* _What is expected_
In the rows below, how many lines contain the string "size", with case taken into account? Give only the number.

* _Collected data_
++++++++
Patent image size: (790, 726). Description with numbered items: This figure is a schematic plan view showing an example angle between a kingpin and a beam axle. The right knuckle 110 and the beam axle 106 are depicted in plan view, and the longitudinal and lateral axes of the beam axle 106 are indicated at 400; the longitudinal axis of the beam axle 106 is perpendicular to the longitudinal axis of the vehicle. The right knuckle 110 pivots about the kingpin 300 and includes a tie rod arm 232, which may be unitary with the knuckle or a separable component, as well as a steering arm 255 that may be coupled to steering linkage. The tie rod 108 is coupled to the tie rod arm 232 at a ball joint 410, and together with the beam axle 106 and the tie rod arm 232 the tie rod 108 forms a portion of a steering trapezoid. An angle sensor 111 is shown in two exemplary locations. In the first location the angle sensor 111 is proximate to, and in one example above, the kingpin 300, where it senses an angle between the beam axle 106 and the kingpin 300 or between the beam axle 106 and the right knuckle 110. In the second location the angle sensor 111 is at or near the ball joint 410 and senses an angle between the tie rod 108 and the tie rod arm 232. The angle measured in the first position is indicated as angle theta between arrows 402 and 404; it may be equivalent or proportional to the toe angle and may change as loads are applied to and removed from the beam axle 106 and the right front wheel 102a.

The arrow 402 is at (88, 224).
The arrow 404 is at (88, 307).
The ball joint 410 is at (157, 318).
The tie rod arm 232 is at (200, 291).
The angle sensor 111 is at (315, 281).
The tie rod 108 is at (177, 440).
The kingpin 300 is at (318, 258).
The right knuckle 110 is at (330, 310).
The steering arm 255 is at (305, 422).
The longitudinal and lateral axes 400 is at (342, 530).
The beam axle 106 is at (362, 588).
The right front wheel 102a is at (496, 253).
++++++++
* _Output of the exercise_
1